### THE TASK
Set down the material below word for word, excluding the pictures.

### Records from a collection
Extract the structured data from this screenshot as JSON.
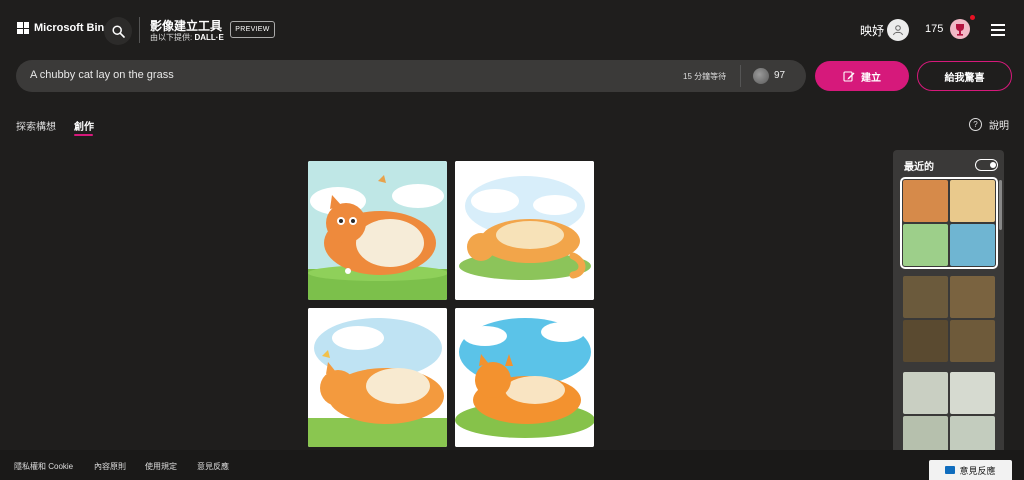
{
  "header": {
    "brand": "Microsoft Bing",
    "tool_title": "影像建立工具",
    "provider_prefix": "由以下提供:",
    "provider_name": "DALL·E",
    "preview_badge": "PREVIEW",
    "username": "映妤",
    "points": "175"
  },
  "prompt": {
    "value": "A chubby cat lay on the grass",
    "wait_text": "15 分鐘等待",
    "boosts": "97",
    "create_label": "建立",
    "surprise_label": "給我驚喜"
  },
  "tabs": {
    "explore": "探索構想",
    "create": "創作",
    "help": "說明"
  },
  "recent": {
    "title": "最近的"
  },
  "footer": {
    "links": [
      "隱私權和 Cookie",
      "內容原則",
      "使用規定",
      "意見反應"
    ],
    "feedback_button": "意見反應"
  },
  "colors": {
    "accent": "#d6197b",
    "background": "#1f1e1d"
  }
}
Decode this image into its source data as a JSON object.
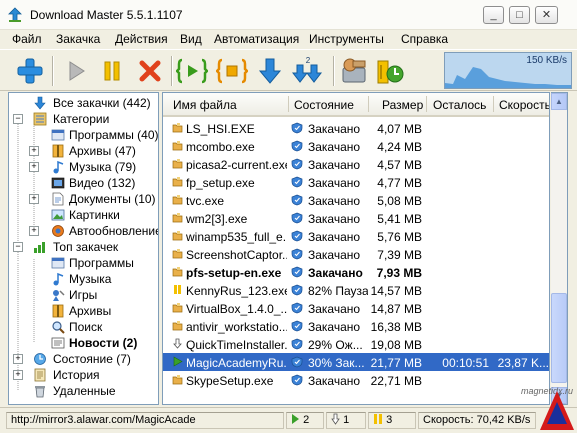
{
  "window": {
    "title": "Download Master 5.5.1.1107",
    "controls": {
      "minimize": "_",
      "maximize": "□",
      "close": "✕"
    }
  },
  "menu": [
    "Файл",
    "Закачка",
    "Действия",
    "Вид",
    "Автоматизация",
    "Инструменты",
    "Справка"
  ],
  "toolbar": {
    "buttons": [
      "add-icon",
      "start-icon",
      "pause-icon",
      "delete-icon",
      "start-all-icon",
      "stop-all-icon",
      "download-icon",
      "download-all-icon",
      "settings-icon",
      "schedule-icon"
    ],
    "download_all_badge": "2",
    "speed": "150 KB/s"
  },
  "tree": {
    "items": [
      {
        "label": "Все закачки (442)",
        "icon": "all-downloads-icon",
        "bold": false
      },
      {
        "label": "Категории",
        "icon": "categories-icon"
      },
      {
        "label": "Программы (40)",
        "icon": "programs-icon"
      },
      {
        "label": "Архивы (47)",
        "icon": "archives-icon"
      },
      {
        "label": "Музыка (79)",
        "icon": "music-icon"
      },
      {
        "label": "Видео (132)",
        "icon": "video-icon"
      },
      {
        "label": "Документы (10)",
        "icon": "documents-icon"
      },
      {
        "label": "Картинки",
        "icon": "pictures-icon"
      },
      {
        "label": "Автообновление",
        "icon": "autoupdate-icon"
      },
      {
        "label": "Топ закачек",
        "icon": "top-downloads-icon"
      },
      {
        "label": "Программы",
        "icon": "top-programs-icon"
      },
      {
        "label": "Музыка",
        "icon": "top-music-icon"
      },
      {
        "label": "Игры",
        "icon": "games-icon"
      },
      {
        "label": "Архивы",
        "icon": "top-archives-icon"
      },
      {
        "label": "Поиск",
        "icon": "search-icon"
      },
      {
        "label": "Новости (2)",
        "icon": "news-icon"
      },
      {
        "label": "Состояние (7)",
        "icon": "state-icon"
      },
      {
        "label": "История",
        "icon": "history-icon"
      },
      {
        "label": "Удаленные",
        "icon": "trash-icon"
      }
    ]
  },
  "list": {
    "columns": [
      "Имя файла",
      "Состояние",
      "Размер",
      "Осталось",
      "Скорость"
    ],
    "rows": [
      {
        "name": "LS_HSI.EXE",
        "state": "Закачано",
        "size": "4,07 MB",
        "left": "",
        "speed": ""
      },
      {
        "name": "mcombo.exe",
        "state": "Закачано",
        "size": "4,24 MB",
        "left": "",
        "speed": ""
      },
      {
        "name": "picasa2-current.exe",
        "state": "Закачано",
        "size": "4,57 MB",
        "left": "",
        "speed": ""
      },
      {
        "name": "fp_setup.exe",
        "state": "Закачано",
        "size": "4,77 MB",
        "left": "",
        "speed": ""
      },
      {
        "name": "tvc.exe",
        "state": "Закачано",
        "size": "5,08 MB",
        "left": "",
        "speed": ""
      },
      {
        "name": "wm2[3].exe",
        "state": "Закачано",
        "size": "5,41 MB",
        "left": "",
        "speed": ""
      },
      {
        "name": "winamp535_full_e...",
        "state": "Закачано",
        "size": "5,76 MB",
        "left": "",
        "speed": ""
      },
      {
        "name": "ScreenshotCaptor...",
        "state": "Закачано",
        "size": "7,39 MB",
        "left": "",
        "speed": ""
      },
      {
        "name": "pfs-setup-en.exe",
        "state": "Закачано",
        "size": "7,93 MB",
        "left": "",
        "speed": ""
      },
      {
        "name": "KennyRus_123.exe",
        "state": "82% Пауза",
        "size": "14,57 MB",
        "left": "",
        "speed": ""
      },
      {
        "name": "VirtualBox_1.4.0_...",
        "state": "Закачано",
        "size": "14,87 MB",
        "left": "",
        "speed": ""
      },
      {
        "name": "antivir_workstatio...",
        "state": "Закачано",
        "size": "16,38 MB",
        "left": "",
        "speed": ""
      },
      {
        "name": "QuickTimeInstaller...",
        "state": "29% Ож...",
        "size": "19,08 MB",
        "left": "",
        "speed": ""
      },
      {
        "name": "MagicAcademyRu...",
        "state": "30% Зак...",
        "size": "21,77 MB",
        "left": "00:10:51",
        "speed": "23,87 K..."
      },
      {
        "name": "SkypeSetup.exe",
        "state": "Закачано",
        "size": "22,71 MB",
        "left": "",
        "speed": ""
      }
    ]
  },
  "statusbar": {
    "url": "http://mirror3.alawar.com/MagicAcade",
    "active": "2",
    "queued": "1",
    "paused": "3",
    "speed": "Скорость: 70,42 KB/s"
  },
  "watermark": "magnetidx.ru"
}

### FULL OUTPUT
Extract the structured data from this screenshot as JSON.
{
  "header": {
    "brand": "Microsoft Bing",
    "tool_title": "影像建立工具",
    "provider_prefix": "由以下提供:",
    "provider_name": "DALL·E",
    "preview_badge": "PREVIEW",
    "username": "映妤",
    "points": "175"
  },
  "prompt": {
    "value": "A chubby cat lay on the grass",
    "wait_text": "15 分鐘等待",
    "boosts": "97",
    "create_label": "建立",
    "surprise_label": "給我驚喜"
  },
  "tabs": {
    "explore": "探索構想",
    "create": "創作",
    "help": "說明"
  },
  "recent": {
    "title": "最近的"
  },
  "footer": {
    "links": [
      "隱私權和 Cookie",
      "內容原則",
      "使用規定",
      "意見反應"
    ],
    "feedback_button": "意見反應"
  },
  "colors": {
    "accent": "#d6197b",
    "background": "#1f1e1d"
  }
}
Decode this image into its source data as a JSON object.
{
  "window": {
    "title": "Download Master 5.5.1.1107",
    "controls": {
      "minimize": "_",
      "maximize": "□",
      "close": "✕"
    }
  },
  "menu": [
    "Файл",
    "Закачка",
    "Действия",
    "Вид",
    "Автоматизация",
    "Инструменты",
    "Справка"
  ],
  "toolbar": {
    "buttons": [
      "add-icon",
      "start-icon",
      "pause-icon",
      "delete-icon",
      "start-all-icon",
      "stop-all-icon",
      "download-icon",
      "download-all-icon",
      "settings-icon",
      "schedule-icon"
    ],
    "download_all_badge": "2",
    "speed": "150 KB/s"
  },
  "tree": {
    "items": [
      {
        "label": "Все закачки (442)",
        "icon": "all-downloads-icon",
        "bold": false
      },
      {
        "label": "Категории",
        "icon": "categories-icon"
      },
      {
        "label": "Программы (40)",
        "icon": "programs-icon"
      },
      {
        "label": "Архивы (47)",
        "icon": "archives-icon"
      },
      {
        "label": "Музыка (79)",
        "icon": "music-icon"
      },
      {
        "label": "Видео (132)",
        "icon": "video-icon"
      },
      {
        "label": "Документы (10)",
        "icon": "documents-icon"
      },
      {
        "label": "Картинки",
        "icon": "pictures-icon"
      },
      {
        "label": "Автообновление",
        "icon": "autoupdate-icon"
      },
      {
        "label": "Топ закачек",
        "icon": "top-downloads-icon"
      },
      {
        "label": "Программы",
        "icon": "top-programs-icon"
      },
      {
        "label": "Музыка",
        "icon": "top-music-icon"
      },
      {
        "label": "Игры",
        "icon": "games-icon"
      },
      {
        "label": "Архивы",
        "icon": "top-archives-icon"
      },
      {
        "label": "Поиск",
        "icon": "search-icon"
      },
      {
        "label": "Новости (2)",
        "icon": "news-icon"
      },
      {
        "label": "Состояние (7)",
        "icon": "state-icon"
      },
      {
        "label": "История",
        "icon": "history-icon"
      },
      {
        "label": "Удаленные",
        "icon": "trash-icon"
      }
    ]
  },
  "list": {
    "columns": [
      "Имя файла",
      "Состояние",
      "Размер",
      "Осталось",
      "Скорость"
    ],
    "rows": [
      {
        "name": "LS_HSI.EXE",
        "state": "Закачано",
        "size": "4,07 MB",
        "left": "",
        "speed": ""
      },
      {
        "name": "mcombo.exe",
        "state": "Закачано",
        "size": "4,24 MB",
        "left": "",
        "speed": ""
      },
      {
        "name": "picasa2-current.exe",
        "state": "Закачано",
        "size": "4,57 MB",
        "left": "",
        "speed": ""
      },
      {
        "name": "fp_setup.exe",
        "state": "Закачано",
        "size": "4,77 MB",
        "left": "",
        "speed": ""
      },
      {
        "name": "tvc.exe",
        "state": "Закачано",
        "size": "5,08 MB",
        "left": "",
        "speed": ""
      },
      {
        "name": "wm2[3].exe",
        "state": "Закачано",
        "size": "5,41 MB",
        "left": "",
        "speed": ""
      },
      {
        "name": "winamp535_full_e...",
        "state": "Закачано",
        "size": "5,76 MB",
        "left": "",
        "speed": ""
      },
      {
        "name": "ScreenshotCaptor...",
        "state": "Закачано",
        "size": "7,39 MB",
        "left": "",
        "speed": ""
      },
      {
        "name": "pfs-setup-en.exe",
        "state": "Закачано",
        "size": "7,93 MB",
        "left": "",
        "speed": ""
      },
      {
        "name": "KennyRus_123.exe",
        "state": "82% Пауза",
        "size": "14,57 MB",
        "left": "",
        "speed": ""
      },
      {
        "name": "VirtualBox_1.4.0_...",
        "state": "Закачано",
        "size": "14,87 MB",
        "left": "",
        "speed": ""
      },
      {
        "name": "antivir_workstatio...",
        "state": "Закачано",
        "size": "16,38 MB",
        "left": "",
        "speed": ""
      },
      {
        "name": "QuickTimeInstaller...",
        "state": "29% Ож...",
        "size": "19,08 MB",
        "left": "",
        "speed": ""
      },
      {
        "name": "MagicAcademyRu...",
        "state": "30% Зак...",
        "size": "21,77 MB",
        "left": "00:10:51",
        "speed": "23,87 K..."
      },
      {
        "name": "SkypeSetup.exe",
        "state": "Закачано",
        "size": "22,71 MB",
        "left": "",
        "speed": ""
      }
    ]
  },
  "statusbar": {
    "url": "http://mirror3.alawar.com/MagicAcade",
    "active": "2",
    "queued": "1",
    "paused": "3",
    "speed": "Скорость: 70,42 KB/s"
  },
  "watermark": "magnetidx.ru"
}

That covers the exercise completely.